[Entries with figure data]
───

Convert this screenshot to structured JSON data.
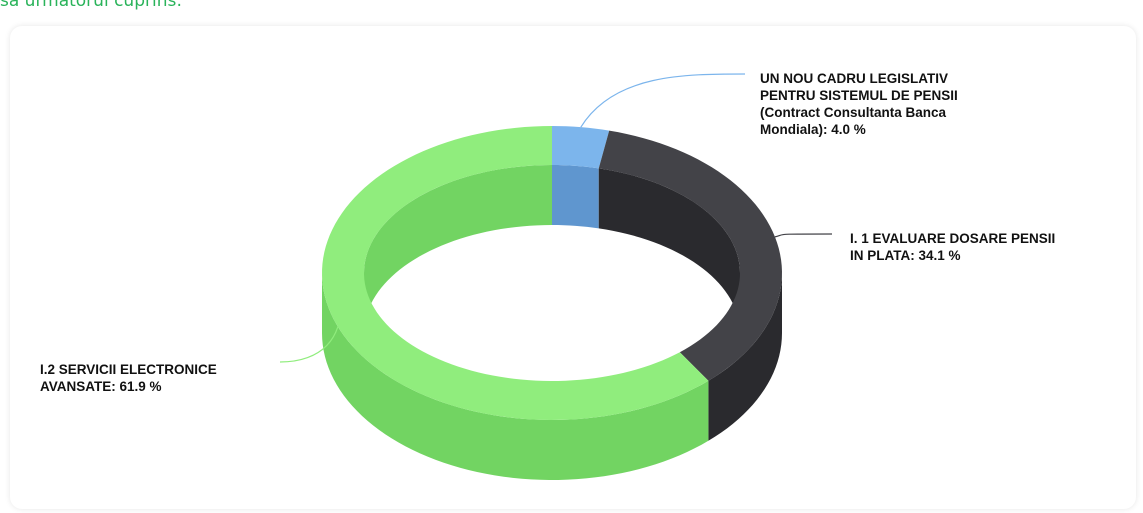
{
  "header": {
    "text": "sa urmatorul cuprins:"
  },
  "chart_data": {
    "type": "pie",
    "variant": "3d-donut",
    "slices": [
      {
        "label": "UN NOU CADRU LEGISLATIV\nPENTRU SISTEMUL DE PENSII\n(Contract Consultanta Banca\nMondiala): 4.0 %",
        "value": 4.0,
        "color": "#7cb5ec",
        "side": "#5f96cf"
      },
      {
        "label": "I. 1 EVALUARE DOSARE PENSII\nIN PLATA: 34.1 %",
        "value": 34.1,
        "color": "#434348",
        "side": "#2a2a2e"
      },
      {
        "label": "I.2 SERVICII ELECTRONICE\nAVANSATE: 61.9 %",
        "value": 61.9,
        "color": "#90ed7d",
        "side": "#72d462"
      }
    ]
  }
}
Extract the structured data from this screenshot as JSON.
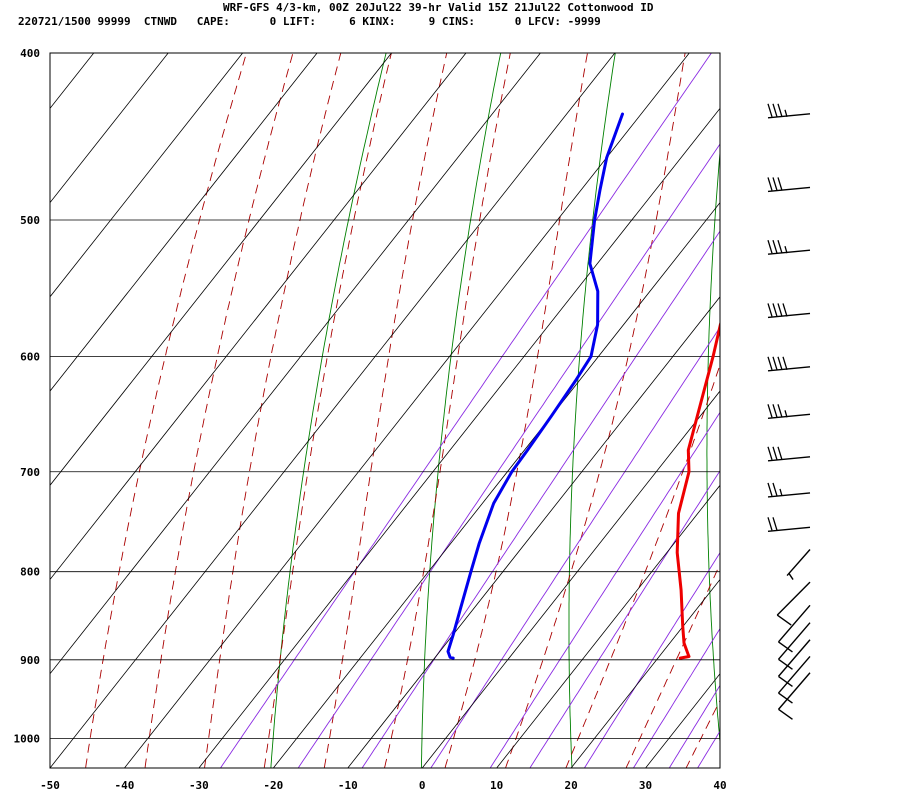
{
  "header": {
    "title": "WRF-GFS 4/3-km, 00Z 20Jul22 39-hr Valid 15Z 21Jul22 Cottonwood ID",
    "stats": "220721/1500 99999  CTNWD   CAPE:      0 LIFT:     6 KINX:     9 CINS:      0 LFCV: -9999"
  },
  "colors": {
    "temperature": "#ee0000",
    "dewpoint": "#0000ee",
    "isotherm_grid": "#000000",
    "dry_adiabat": "#008000",
    "moist_adiabat": "#aa0000",
    "mixing_ratio": "#8a2be2",
    "barb": "#000000"
  },
  "chart_data": {
    "type": "skew-t",
    "x_ticks": [
      -50,
      -40,
      -30,
      -20,
      -10,
      0,
      10,
      20,
      30,
      40
    ],
    "y_ticks": [
      400,
      500,
      600,
      700,
      800,
      900,
      1000
    ],
    "xlim": [
      -50,
      40
    ],
    "ylim": [
      1040,
      400
    ],
    "series": [
      {
        "key": "temperature",
        "points": [
          {
            "p": 434,
            "t": -17.5
          },
          {
            "p": 470,
            "t": -15.2
          },
          {
            "p": 500,
            "t": -13.0
          },
          {
            "p": 540,
            "t": -10.0
          },
          {
            "p": 575,
            "t": -7.0
          },
          {
            "p": 600,
            "t": -4.6
          },
          {
            "p": 640,
            "t": -1.2
          },
          {
            "p": 680,
            "t": 2.0
          },
          {
            "p": 700,
            "t": 4.4
          },
          {
            "p": 740,
            "t": 7.4
          },
          {
            "p": 780,
            "t": 11.4
          },
          {
            "p": 820,
            "t": 15.9
          },
          {
            "p": 860,
            "t": 19.9
          },
          {
            "p": 880,
            "t": 21.9
          },
          {
            "p": 893,
            "t": 23.6
          },
          {
            "p": 896,
            "t": 24.0
          },
          {
            "p": 898,
            "t": 23.0
          }
        ]
      },
      {
        "key": "dewpoint",
        "points": [
          {
            "p": 434,
            "t": -42.5
          },
          {
            "p": 460,
            "t": -40.0
          },
          {
            "p": 480,
            "t": -37.5
          },
          {
            "p": 500,
            "t": -35.0
          },
          {
            "p": 530,
            "t": -31.0
          },
          {
            "p": 550,
            "t": -27.0
          },
          {
            "p": 575,
            "t": -23.5
          },
          {
            "p": 600,
            "t": -21.0
          },
          {
            "p": 620,
            "t": -20.5
          },
          {
            "p": 650,
            "t": -20.0
          },
          {
            "p": 680,
            "t": -19.6
          },
          {
            "p": 700,
            "t": -19.4
          },
          {
            "p": 730,
            "t": -18.5
          },
          {
            "p": 770,
            "t": -16.2
          },
          {
            "p": 800,
            "t": -14.3
          },
          {
            "p": 840,
            "t": -11.8
          },
          {
            "p": 870,
            "t": -10.0
          },
          {
            "p": 890,
            "t": -8.9
          },
          {
            "p": 897,
            "t": -8.0
          },
          {
            "p": 898,
            "t": -7.5
          }
        ]
      }
    ],
    "wind_barbs": [
      {
        "p": 435,
        "speed": 35
      },
      {
        "p": 480,
        "speed": 30
      },
      {
        "p": 522,
        "speed": 35
      },
      {
        "p": 568,
        "speed": 40
      },
      {
        "p": 610,
        "speed": 40
      },
      {
        "p": 650,
        "speed": 35
      },
      {
        "p": 688,
        "speed": 30
      },
      {
        "p": 722,
        "speed": 25
      },
      {
        "p": 756,
        "speed": 20
      },
      {
        "p": 785,
        "speed": 5
      },
      {
        "p": 820,
        "speed": 10
      },
      {
        "p": 848,
        "speed": 10
      },
      {
        "p": 868,
        "speed": 10
      },
      {
        "p": 888,
        "speed": 10
      },
      {
        "p": 908,
        "speed": 10
      },
      {
        "p": 928,
        "speed": 10
      }
    ]
  }
}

───

Work required: Reproduce the data word for word, excluding its pictures.

Solution to this problem:
Convert this screenshot to structured JSON data.
{
  "header": {
    "text": "sa urmatorul cuprins:"
  },
  "chart_data": {
    "type": "pie",
    "variant": "3d-donut",
    "slices": [
      {
        "label": "UN NOU CADRU LEGISLATIV\nPENTRU SISTEMUL DE PENSII\n(Contract Consultanta Banca\nMondiala): 4.0 %",
        "value": 4.0,
        "color": "#7cb5ec",
        "side": "#5f96cf"
      },
      {
        "label": "I. 1 EVALUARE DOSARE PENSII\nIN PLATA: 34.1 %",
        "value": 34.1,
        "color": "#434348",
        "side": "#2a2a2e"
      },
      {
        "label": "I.2 SERVICII ELECTRONICE\nAVANSATE: 61.9 %",
        "value": 61.9,
        "color": "#90ed7d",
        "side": "#72d462"
      }
    ]
  }
}
Extract the structured data from this screenshot as JSON.
{
  "header": {
    "title": "WRF-GFS 4/3-km, 00Z 20Jul22 39-hr Valid 15Z 21Jul22 Cottonwood ID",
    "stats": "220721/1500 99999  CTNWD   CAPE:      0 LIFT:     6 KINX:     9 CINS:      0 LFCV: -9999"
  },
  "colors": {
    "temperature": "#ee0000",
    "dewpoint": "#0000ee",
    "isotherm_grid": "#000000",
    "dry_adiabat": "#008000",
    "moist_adiabat": "#aa0000",
    "mixing_ratio": "#8a2be2",
    "barb": "#000000"
  },
  "chart_data": {
    "type": "skew-t",
    "x_ticks": [
      -50,
      -40,
      -30,
      -20,
      -10,
      0,
      10,
      20,
      30,
      40
    ],
    "y_ticks": [
      400,
      500,
      600,
      700,
      800,
      900,
      1000
    ],
    "xlim": [
      -50,
      40
    ],
    "ylim": [
      1040,
      400
    ],
    "series": [
      {
        "key": "temperature",
        "points": [
          {
            "p": 434,
            "t": -17.5
          },
          {
            "p": 470,
            "t": -15.2
          },
          {
            "p": 500,
            "t": -13.0
          },
          {
            "p": 540,
            "t": -10.0
          },
          {
            "p": 575,
            "t": -7.0
          },
          {
            "p": 600,
            "t": -4.6
          },
          {
            "p": 640,
            "t": -1.2
          },
          {
            "p": 680,
            "t": 2.0
          },
          {
            "p": 700,
            "t": 4.4
          },
          {
            "p": 740,
            "t": 7.4
          },
          {
            "p": 780,
            "t": 11.4
          },
          {
            "p": 820,
            "t": 15.9
          },
          {
            "p": 860,
            "t": 19.9
          },
          {
            "p": 880,
            "t": 21.9
          },
          {
            "p": 893,
            "t": 23.6
          },
          {
            "p": 896,
            "t": 24.0
          },
          {
            "p": 898,
            "t": 23.0
          }
        ]
      },
      {
        "key": "dewpoint",
        "points": [
          {
            "p": 434,
            "t": -42.5
          },
          {
            "p": 460,
            "t": -40.0
          },
          {
            "p": 480,
            "t": -37.5
          },
          {
            "p": 500,
            "t": -35.0
          },
          {
            "p": 530,
            "t": -31.0
          },
          {
            "p": 550,
            "t": -27.0
          },
          {
            "p": 575,
            "t": -23.5
          },
          {
            "p": 600,
            "t": -21.0
          },
          {
            "p": 620,
            "t": -20.5
          },
          {
            "p": 650,
            "t": -20.0
          },
          {
            "p": 680,
            "t": -19.6
          },
          {
            "p": 700,
            "t": -19.4
          },
          {
            "p": 730,
            "t": -18.5
          },
          {
            "p": 770,
            "t": -16.2
          },
          {
            "p": 800,
            "t": -14.3
          },
          {
            "p": 840,
            "t": -11.8
          },
          {
            "p": 870,
            "t": -10.0
          },
          {
            "p": 890,
            "t": -8.9
          },
          {
            "p": 897,
            "t": -8.0
          },
          {
            "p": 898,
            "t": -7.5
          }
        ]
      }
    ],
    "wind_barbs": [
      {
        "p": 435,
        "speed": 35
      },
      {
        "p": 480,
        "speed": 30
      },
      {
        "p": 522,
        "speed": 35
      },
      {
        "p": 568,
        "speed": 40
      },
      {
        "p": 610,
        "speed": 40
      },
      {
        "p": 650,
        "speed": 35
      },
      {
        "p": 688,
        "speed": 30
      },
      {
        "p": 722,
        "speed": 25
      },
      {
        "p": 756,
        "speed": 20
      },
      {
        "p": 785,
        "speed": 5
      },
      {
        "p": 820,
        "speed": 10
      },
      {
        "p": 848,
        "speed": 10
      },
      {
        "p": 868,
        "speed": 10
      },
      {
        "p": 888,
        "speed": 10
      },
      {
        "p": 908,
        "speed": 10
      },
      {
        "p": 928,
        "speed": 10
      }
    ]
  }
}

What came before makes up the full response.